(begin)
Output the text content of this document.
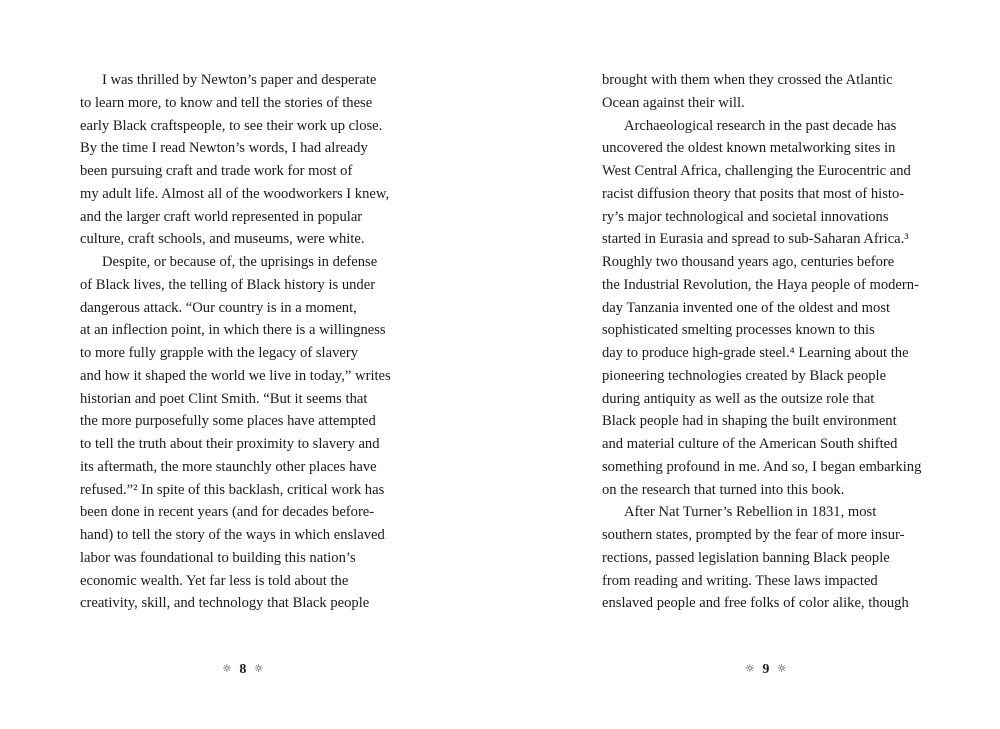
I was thrilled by Newton’s paper and desperate
to learn more, to know and tell the stories of these
early Black craftspeople, to see their work up close.
By the time I read Newton’s words, I had already
been pursuing craft and trade work for most of
my adult life. Almost all of the woodworkers I knew,
and the larger craft world represented in popular
culture, craft schools, and museums, were white.
Despite, or because of, the uprisings in defense
of Black lives, the telling of Black history is under
dangerous attack. “Our country is in a moment,
at an inflection point, in which there is a willingness
to more fully grapple with the legacy of slavery
and how it shaped the world we live in today,” writes
historian and poet Clint Smith. “But it seems that
the more purposefully some places have attempted
to tell the truth about their proximity to slavery and
its aftermath, the more staunchly other places have
refused.”² In spite of this backlash, critical work has
been done in recent years (and for decades before-
hand) to tell the story of the ways in which enslaved
labor was foundational to building this nation’s
economic wealth. Yet far less is told about the
creativity, skill, and technology that Black people
☼ 8 ☼
brought with them when they crossed the Atlantic
Ocean against their will.
Archaeological research in the past decade has
uncovered the oldest known metalworking sites in
West Central Africa, challenging the Eurocentric and
racist diffusion theory that posits that most of histo-
ry’s major technological and societal innovations
started in Eurasia and spread to sub-Saharan Africa.³
Roughly two thousand years ago, centuries before
the Industrial Revolution, the Haya people of modern-
day Tanzania invented one of the oldest and most
sophisticated smelting processes known to this
day to produce high-grade steel.⁴ Learning about the
pioneering technologies created by Black people
during antiquity as well as the outsize role that
Black people had in shaping the built environment
and material culture of the American South shifted
something profound in me. And so, I began embarking
on the research that turned into this book.
After Nat Turner’s Rebellion in 1831, most
southern states, prompted by the fear of more insur-
rections, passed legislation banning Black people
from reading and writing. These laws impacted
enslaved people and free folks of color alike, though
☼ 9 ☼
(end)
Exercise instructions
Say only how many lines in the records carry the word "have".

Task response
2